• Work required:
Transcribe all of the data exactly. Omit the pictures.

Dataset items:
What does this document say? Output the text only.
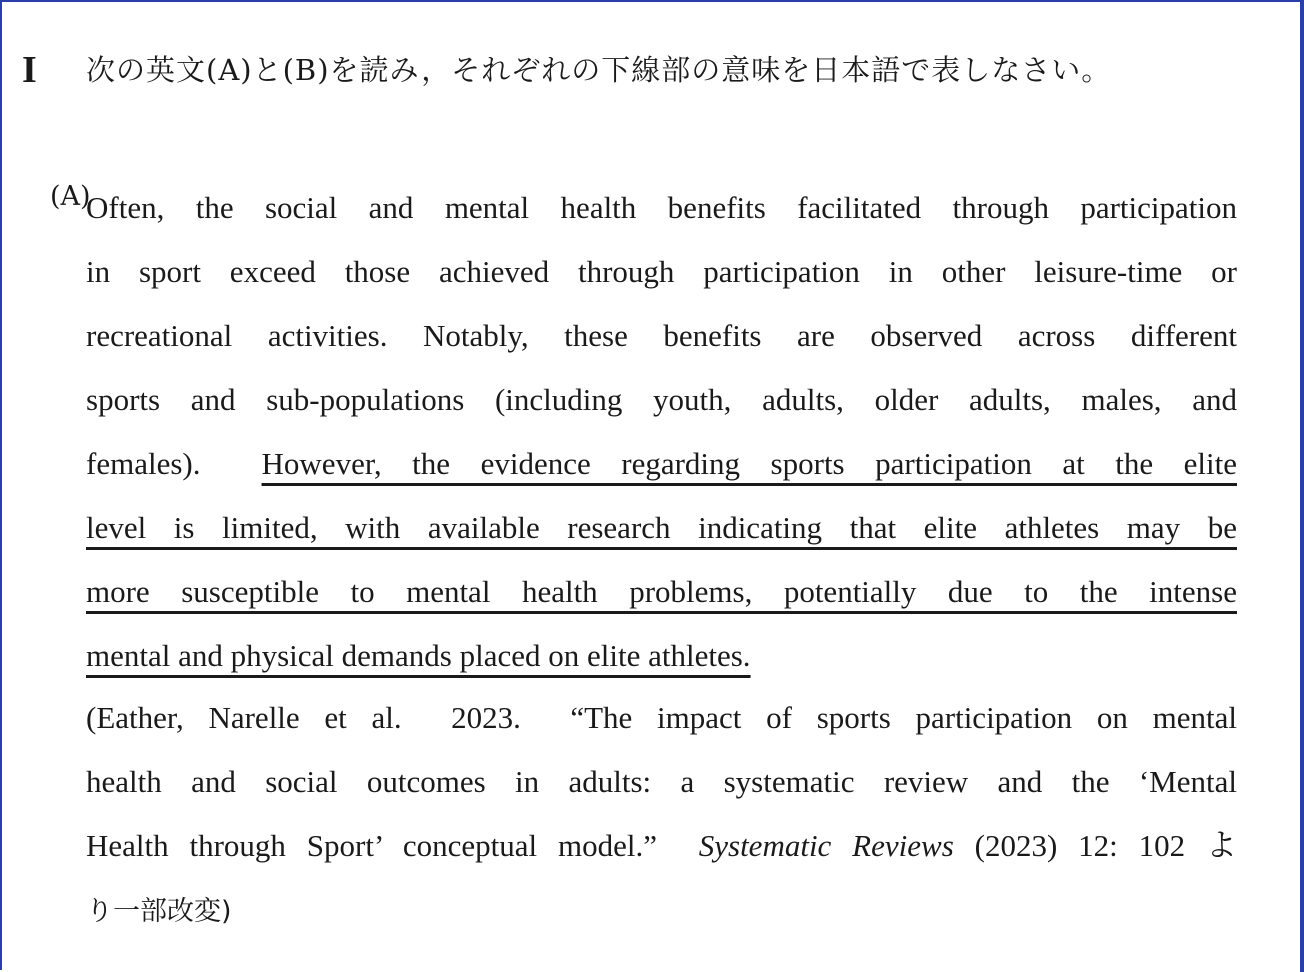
I 次の英文(A)と(B)を読み，それぞれの下線部の意味を日本語で表しなさい。
(A)
Often, the social and mental health benefits facilitated through participation
in sport exceed those achieved through participation in other leisure-time or
recreational activities. Notably, these benefits are observed across different
sports and sub-populations (including youth, adults, older adults, males, and
females).  However, the evidence regarding sports participation at the elite
level is limited, with available research indicating that elite athletes may be
more susceptible to mental health problems, potentially due to the intense
mental and physical demands placed on elite athletes.
(Eather, Narelle et al.  2023.  “The impact of sports participation on mental
health and social outcomes in adults: a systematic review and the ‘Mental
Health through Sport’ conceptual model.”  Systematic Reviews (2023) 12: 102 よ
り一部改変)
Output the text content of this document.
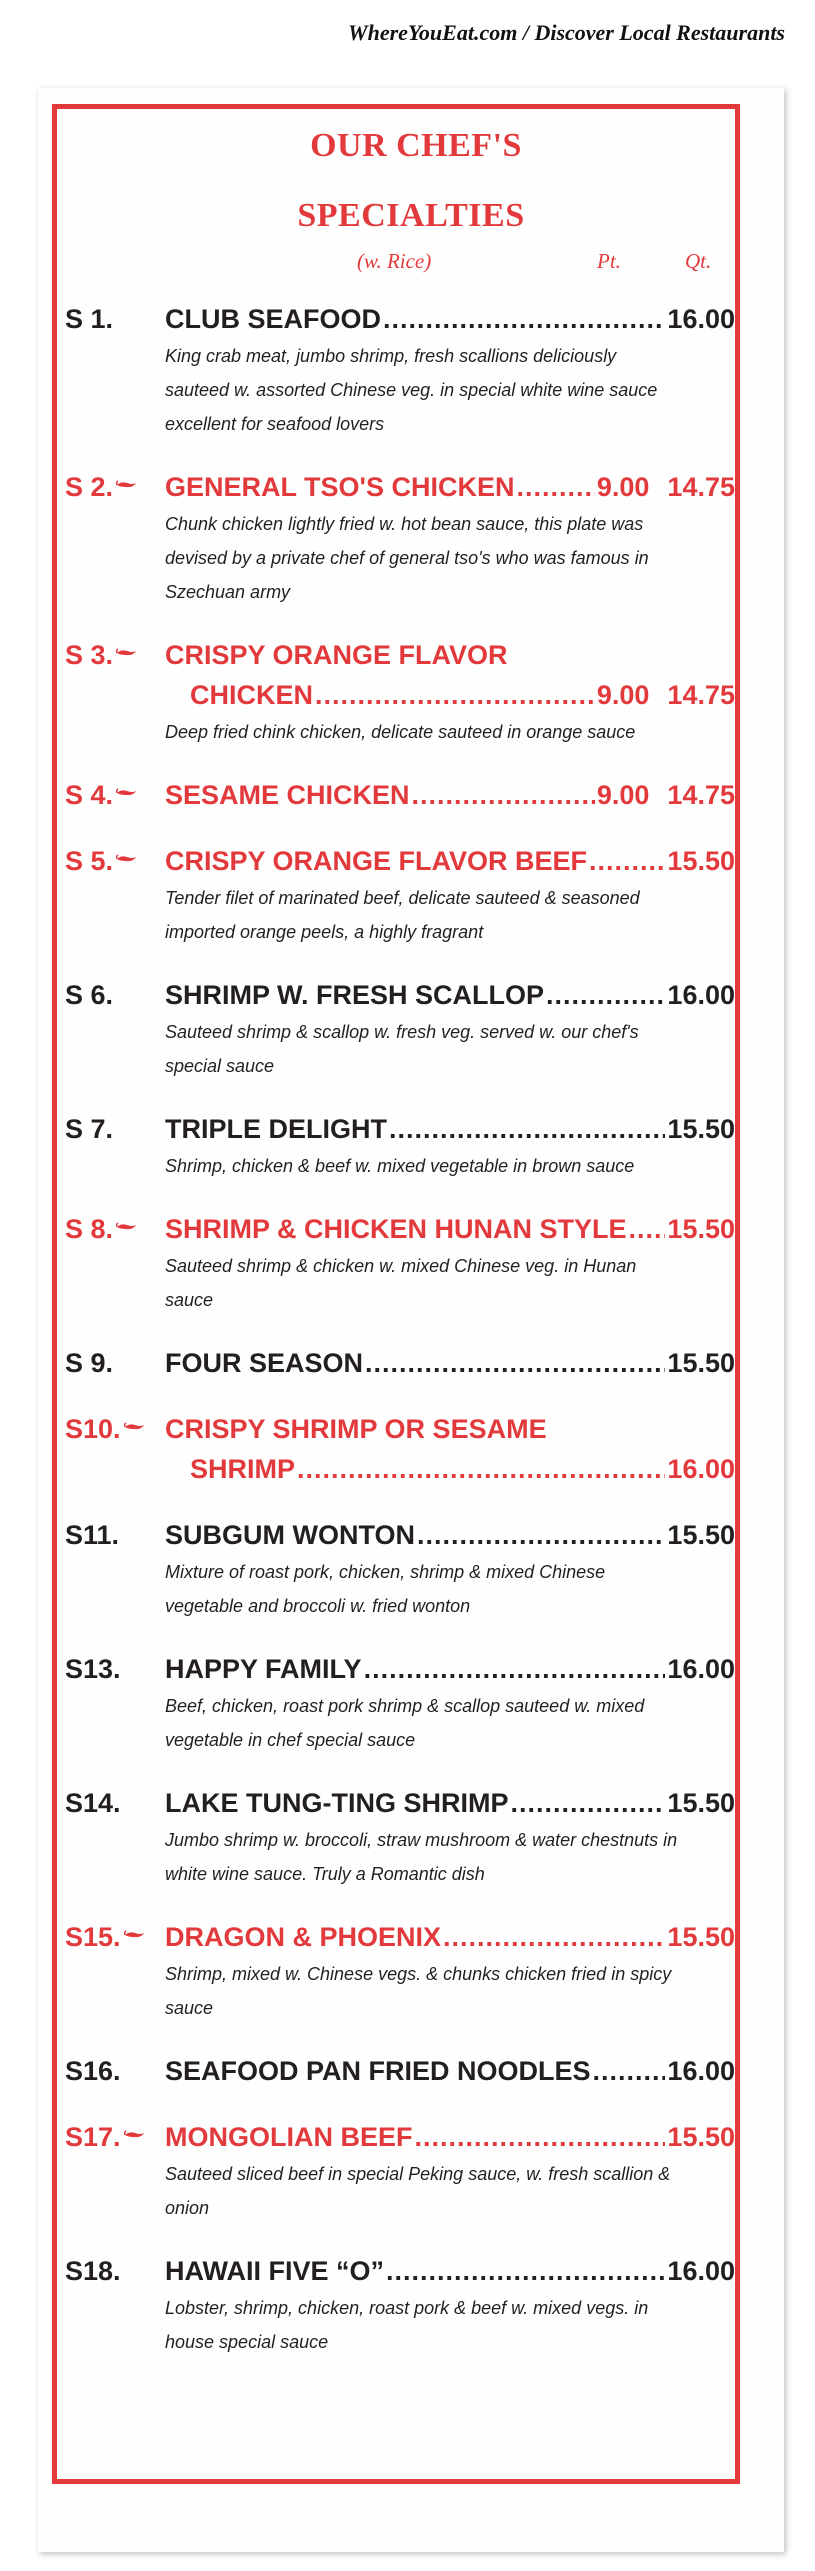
WhereYouEat.com / Discover Local Restaurants
OUR CHEF'S
SPECIALTIES
(w. Rice)	Pt.	Qt.
S 1. CLUB SEAFOOD .....	16.00
King crab meat, jumbo shrimp, fresh scallions deliciously sauteed w. assorted Chinese veg. in special white wine sauce excellent for seafood lovers
S 2. GENERAL TSO'S CHICKEN .....	9.00 14.75
Chunk chicken lightly fried w. hot bean sauce, this plate was devised by a private chef of general tso's who was famous in Szechuan army
S 3. CRISPY ORANGE FLAVOR
CHICKEN .....	9.00 14.75
Deep fried chink chicken, delicate sauteed in orange sauce
S 4. SESAME CHICKEN .....	9.00 14.75
S 5. CRISPY ORANGE FLAVOR BEEF .....	15.50
Tender filet of marinated beef, delicate sauteed & seasoned imported orange peels, a highly fragrant
S 6. SHRIMP W. FRESH SCALLOP .....	16.00
Sauteed shrimp & scallop w. fresh veg. served w. our chef's special sauce
S 7. TRIPLE DELIGHT .....	15.50
Shrimp, chicken & beef w. mixed vegetable in brown sauce
S 8. SHRIMP & CHICKEN HUNAN STYLE ..... 15.50
Sauteed shrimp & chicken w. mixed Chinese veg. in Hunan sauce
S 9. FOUR SEASON .....	15.50
S10. CRISPY SHRIMP OR SESAME
SHRIMP .....	16.00
S11. SUBGUM WONTON .....	15.50
Mixture of roast pork, chicken, shrimp & mixed Chinese vegetable and broccoli w. fried wonton
S13. HAPPY FAMILY .....	16.00
Beef, chicken, roast pork shrimp & scallop sauteed w. mixed vegetable in chef special sauce
S14. LAKE TUNG-TING SHRIMP .....	15.50
Jumbo shrimp w. broccoli, straw mushroom & water chestnuts in white wine sauce. Truly a Romantic dish
S15. DRAGON & PHOENIX .....	15.50
Shrimp, mixed w. Chinese vegs. & chunks chicken fried in spicy sauce
S16. SEAFOOD PAN FRIED NOODLES .....	16.00
S17. MONGOLIAN BEEF .....	15.50
Sauteed sliced beef in special Peking sauce, w. fresh scallion & onion
S18. HAWAII FIVE “O” .....	16.00
Lobster, shrimp, chicken, roast pork & beef w. mixed vegs. in house special sauce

• Response to the exercise:
What does this document say? Output the text only.
I 次の英文(A)と(B)を読み，それぞれの下線部の意味を日本語で表しなさい。
(A)
Often, the social and mental health benefits facilitated through participation
in sport exceed those achieved through participation in other leisure-time or
recreational activities. Notably, these benefits are observed across different
sports and sub-populations (including youth, adults, older adults, males, and
females).  However, the evidence regarding sports participation at the elite
level is limited, with available research indicating that elite athletes may be
more susceptible to mental health problems, potentially due to the intense
mental and physical demands placed on elite athletes.
(Eather, Narelle et al.  2023.  “The impact of sports participation on mental
health and social outcomes in adults: a systematic review and the ‘Mental
Health through Sport’ conceptual model.”  Systematic Reviews (2023) 12: 102 よ
り一部改変)
Output the text content of this document.
WhereYouEat.com / Discover Local Restaurants
OUR CHEF'S
SPECIALTIES
(w. Rice)	Pt.	Qt.
S 1. CLUB SEAFOOD .....	16.00
King crab meat, jumbo shrimp, fresh scallions deliciously sauteed w. assorted Chinese veg. in special white wine sauce excellent for seafood lovers
S 2. GENERAL TSO'S CHICKEN .....	9.00 14.75
Chunk chicken lightly fried w. hot bean sauce, this plate was devised by a private chef of general tso's who was famous in Szechuan army
S 3. CRISPY ORANGE FLAVOR
CHICKEN .....	9.00 14.75
Deep fried chink chicken, delicate sauteed in orange sauce
S 4. SESAME CHICKEN .....	9.00 14.75
S 5. CRISPY ORANGE FLAVOR BEEF .....	15.50
Tender filet of marinated beef, delicate sauteed & seasoned imported orange peels, a highly fragrant
S 6. SHRIMP W. FRESH SCALLOP .....	16.00
Sauteed shrimp & scallop w. fresh veg. served w. our chef's special sauce
S 7. TRIPLE DELIGHT .....	15.50
Shrimp, chicken & beef w. mixed vegetable in brown sauce
S 8. SHRIMP & CHICKEN HUNAN STYLE ..... 15.50
Sauteed shrimp & chicken w. mixed Chinese veg. in Hunan sauce
S 9. FOUR SEASON .....	15.50
S10. CRISPY SHRIMP OR SESAME
SHRIMP .....	16.00
S11. SUBGUM WONTON .....	15.50
Mixture of roast pork, chicken, shrimp & mixed Chinese vegetable and broccoli w. fried wonton
S13. HAPPY FAMILY .....	16.00
Beef, chicken, roast pork shrimp & scallop sauteed w. mixed vegetable in chef special sauce
S14. LAKE TUNG-TING SHRIMP .....	15.50
Jumbo shrimp w. broccoli, straw mushroom & water chestnuts in white wine sauce. Truly a Romantic dish
S15. DRAGON & PHOENIX .....	15.50
Shrimp, mixed w. Chinese vegs. & chunks chicken fried in spicy sauce
S16. SEAFOOD PAN FRIED NOODLES .....	16.00
S17. MONGOLIAN BEEF .....	15.50
Sauteed sliced beef in special Peking sauce, w. fresh scallion & onion
S18. HAWAII FIVE “O” .....	16.00
Lobster, shrimp, chicken, roast pork & beef w. mixed vegs. in house special sauce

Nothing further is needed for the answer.